Written instruction >>
Search the data for the word "JSON" and copy every line that contains it.

Collected data:
....
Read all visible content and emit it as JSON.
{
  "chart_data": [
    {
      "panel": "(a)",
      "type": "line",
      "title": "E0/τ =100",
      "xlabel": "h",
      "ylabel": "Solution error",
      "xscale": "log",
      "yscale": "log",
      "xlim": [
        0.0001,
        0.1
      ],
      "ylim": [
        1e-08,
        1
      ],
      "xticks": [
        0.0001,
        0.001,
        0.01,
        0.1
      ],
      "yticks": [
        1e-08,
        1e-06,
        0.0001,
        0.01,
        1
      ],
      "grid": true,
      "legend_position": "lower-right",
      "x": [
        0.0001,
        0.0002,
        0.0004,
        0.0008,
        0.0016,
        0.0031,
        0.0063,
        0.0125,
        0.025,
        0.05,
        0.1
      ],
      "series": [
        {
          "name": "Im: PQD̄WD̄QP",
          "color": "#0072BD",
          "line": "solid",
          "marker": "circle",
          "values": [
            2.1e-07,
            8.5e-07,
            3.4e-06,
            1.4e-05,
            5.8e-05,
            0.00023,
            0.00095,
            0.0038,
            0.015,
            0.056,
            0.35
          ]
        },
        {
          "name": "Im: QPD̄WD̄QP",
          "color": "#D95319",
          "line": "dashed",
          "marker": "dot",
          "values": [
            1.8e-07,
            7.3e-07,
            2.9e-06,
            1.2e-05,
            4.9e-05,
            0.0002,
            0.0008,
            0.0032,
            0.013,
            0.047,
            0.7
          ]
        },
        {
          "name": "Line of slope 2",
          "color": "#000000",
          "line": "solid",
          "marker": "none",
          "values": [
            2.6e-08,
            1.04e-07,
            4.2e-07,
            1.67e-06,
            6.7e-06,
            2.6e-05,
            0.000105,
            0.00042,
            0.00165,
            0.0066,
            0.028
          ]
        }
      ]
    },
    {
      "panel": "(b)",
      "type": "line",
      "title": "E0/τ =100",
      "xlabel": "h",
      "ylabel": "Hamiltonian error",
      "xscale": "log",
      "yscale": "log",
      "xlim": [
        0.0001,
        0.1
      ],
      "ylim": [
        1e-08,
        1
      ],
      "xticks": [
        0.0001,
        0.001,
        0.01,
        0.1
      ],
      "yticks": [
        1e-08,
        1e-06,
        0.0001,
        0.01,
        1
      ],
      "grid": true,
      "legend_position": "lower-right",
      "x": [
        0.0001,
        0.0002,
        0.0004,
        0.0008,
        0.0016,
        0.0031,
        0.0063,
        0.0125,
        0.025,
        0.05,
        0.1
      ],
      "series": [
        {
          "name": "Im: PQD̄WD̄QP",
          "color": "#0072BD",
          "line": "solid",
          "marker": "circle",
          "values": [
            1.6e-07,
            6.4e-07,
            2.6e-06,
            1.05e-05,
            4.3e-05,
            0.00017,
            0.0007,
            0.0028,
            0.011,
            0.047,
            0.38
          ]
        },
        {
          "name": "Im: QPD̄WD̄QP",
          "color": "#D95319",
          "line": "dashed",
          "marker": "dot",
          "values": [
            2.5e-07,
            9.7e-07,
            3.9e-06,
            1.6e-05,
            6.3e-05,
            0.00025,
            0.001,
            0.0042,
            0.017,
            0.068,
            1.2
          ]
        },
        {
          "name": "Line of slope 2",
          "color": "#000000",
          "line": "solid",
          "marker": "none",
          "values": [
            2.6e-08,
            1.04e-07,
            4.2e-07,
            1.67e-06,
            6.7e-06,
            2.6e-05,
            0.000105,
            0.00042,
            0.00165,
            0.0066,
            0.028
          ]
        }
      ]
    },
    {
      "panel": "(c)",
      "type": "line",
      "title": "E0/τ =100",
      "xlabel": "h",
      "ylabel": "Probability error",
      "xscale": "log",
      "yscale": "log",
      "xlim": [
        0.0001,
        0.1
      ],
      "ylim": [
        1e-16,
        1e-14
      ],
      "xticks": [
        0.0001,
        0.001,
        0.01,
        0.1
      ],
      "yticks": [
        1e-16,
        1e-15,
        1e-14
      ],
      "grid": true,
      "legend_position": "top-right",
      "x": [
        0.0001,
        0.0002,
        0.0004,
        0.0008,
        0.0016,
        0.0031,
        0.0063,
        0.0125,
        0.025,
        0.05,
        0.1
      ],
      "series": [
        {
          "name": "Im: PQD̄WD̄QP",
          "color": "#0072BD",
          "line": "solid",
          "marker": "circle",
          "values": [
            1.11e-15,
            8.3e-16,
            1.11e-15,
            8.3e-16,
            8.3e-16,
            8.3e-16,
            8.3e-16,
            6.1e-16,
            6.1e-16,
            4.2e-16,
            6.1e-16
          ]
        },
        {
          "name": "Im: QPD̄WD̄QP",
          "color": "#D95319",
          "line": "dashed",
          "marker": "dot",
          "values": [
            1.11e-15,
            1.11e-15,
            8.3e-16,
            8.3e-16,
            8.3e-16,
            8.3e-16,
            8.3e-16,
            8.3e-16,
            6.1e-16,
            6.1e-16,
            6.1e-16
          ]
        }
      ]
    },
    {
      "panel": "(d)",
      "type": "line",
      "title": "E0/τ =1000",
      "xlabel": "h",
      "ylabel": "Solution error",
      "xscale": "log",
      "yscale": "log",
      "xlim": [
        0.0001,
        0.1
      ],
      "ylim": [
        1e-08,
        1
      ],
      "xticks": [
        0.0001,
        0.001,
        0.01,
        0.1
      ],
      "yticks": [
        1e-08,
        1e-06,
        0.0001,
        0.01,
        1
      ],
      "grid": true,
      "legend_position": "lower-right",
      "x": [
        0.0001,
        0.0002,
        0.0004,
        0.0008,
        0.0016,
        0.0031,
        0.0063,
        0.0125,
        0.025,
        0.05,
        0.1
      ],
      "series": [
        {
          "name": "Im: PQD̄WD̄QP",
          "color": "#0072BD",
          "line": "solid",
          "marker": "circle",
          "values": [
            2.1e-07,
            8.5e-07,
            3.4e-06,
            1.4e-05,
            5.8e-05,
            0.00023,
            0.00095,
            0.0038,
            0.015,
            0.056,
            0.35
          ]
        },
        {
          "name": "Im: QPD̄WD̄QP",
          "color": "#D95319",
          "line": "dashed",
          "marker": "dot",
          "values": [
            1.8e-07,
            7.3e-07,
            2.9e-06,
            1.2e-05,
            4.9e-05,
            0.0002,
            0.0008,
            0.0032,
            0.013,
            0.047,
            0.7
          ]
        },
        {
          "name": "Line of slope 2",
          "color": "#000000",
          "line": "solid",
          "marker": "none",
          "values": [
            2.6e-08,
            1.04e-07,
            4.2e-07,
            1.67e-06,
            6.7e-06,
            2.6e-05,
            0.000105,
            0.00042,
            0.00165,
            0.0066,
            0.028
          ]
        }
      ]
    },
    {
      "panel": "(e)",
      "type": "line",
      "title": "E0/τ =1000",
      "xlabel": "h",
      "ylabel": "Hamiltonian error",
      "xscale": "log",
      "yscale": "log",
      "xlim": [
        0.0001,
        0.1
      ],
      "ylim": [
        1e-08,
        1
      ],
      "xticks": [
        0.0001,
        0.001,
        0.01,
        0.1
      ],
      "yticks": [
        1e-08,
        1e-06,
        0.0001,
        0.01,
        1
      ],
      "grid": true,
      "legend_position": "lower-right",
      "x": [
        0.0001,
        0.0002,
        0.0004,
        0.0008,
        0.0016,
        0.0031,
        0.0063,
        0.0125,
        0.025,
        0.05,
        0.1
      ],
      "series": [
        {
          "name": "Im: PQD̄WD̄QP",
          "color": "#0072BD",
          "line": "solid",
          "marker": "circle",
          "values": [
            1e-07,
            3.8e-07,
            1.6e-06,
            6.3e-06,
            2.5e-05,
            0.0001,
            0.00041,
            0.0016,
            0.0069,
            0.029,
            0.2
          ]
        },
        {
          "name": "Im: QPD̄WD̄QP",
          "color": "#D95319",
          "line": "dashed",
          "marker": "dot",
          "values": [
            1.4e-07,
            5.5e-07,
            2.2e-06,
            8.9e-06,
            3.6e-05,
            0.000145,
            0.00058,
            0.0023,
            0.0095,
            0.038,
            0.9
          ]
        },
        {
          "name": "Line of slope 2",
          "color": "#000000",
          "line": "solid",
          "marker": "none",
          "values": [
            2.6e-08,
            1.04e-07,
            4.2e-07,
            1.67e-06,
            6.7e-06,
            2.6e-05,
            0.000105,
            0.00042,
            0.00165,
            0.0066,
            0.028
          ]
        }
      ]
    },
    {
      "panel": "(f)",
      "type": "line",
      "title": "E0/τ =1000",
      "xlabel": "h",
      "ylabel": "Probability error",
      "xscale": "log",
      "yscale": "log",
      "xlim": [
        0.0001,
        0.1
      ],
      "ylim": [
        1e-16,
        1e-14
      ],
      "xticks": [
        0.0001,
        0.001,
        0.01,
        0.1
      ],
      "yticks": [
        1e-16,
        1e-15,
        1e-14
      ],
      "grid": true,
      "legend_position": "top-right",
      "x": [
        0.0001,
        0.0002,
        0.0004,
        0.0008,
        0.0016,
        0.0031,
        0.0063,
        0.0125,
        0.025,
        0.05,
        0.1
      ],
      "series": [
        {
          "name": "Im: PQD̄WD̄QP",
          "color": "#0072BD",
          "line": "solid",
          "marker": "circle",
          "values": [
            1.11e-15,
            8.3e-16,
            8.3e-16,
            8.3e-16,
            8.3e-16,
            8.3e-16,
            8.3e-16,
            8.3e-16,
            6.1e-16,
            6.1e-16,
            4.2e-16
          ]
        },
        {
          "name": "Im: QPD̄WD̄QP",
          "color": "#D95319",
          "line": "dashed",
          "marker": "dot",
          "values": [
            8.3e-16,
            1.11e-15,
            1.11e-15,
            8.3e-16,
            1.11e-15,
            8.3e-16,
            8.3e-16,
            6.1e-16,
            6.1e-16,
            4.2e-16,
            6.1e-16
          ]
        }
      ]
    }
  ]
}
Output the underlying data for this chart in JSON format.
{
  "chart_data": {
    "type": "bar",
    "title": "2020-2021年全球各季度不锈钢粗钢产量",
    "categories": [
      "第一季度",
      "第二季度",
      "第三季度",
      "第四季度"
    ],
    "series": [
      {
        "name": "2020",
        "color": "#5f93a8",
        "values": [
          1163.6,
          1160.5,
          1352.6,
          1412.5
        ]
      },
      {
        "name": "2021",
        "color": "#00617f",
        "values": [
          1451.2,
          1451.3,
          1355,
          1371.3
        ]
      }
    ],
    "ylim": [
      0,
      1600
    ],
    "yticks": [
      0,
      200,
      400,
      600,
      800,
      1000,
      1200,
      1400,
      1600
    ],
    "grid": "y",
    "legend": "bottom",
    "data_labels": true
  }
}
....
Response to this exercise >>
Read all visible content and emit it as JSON.
Output the underlying data for this chart in JSON format.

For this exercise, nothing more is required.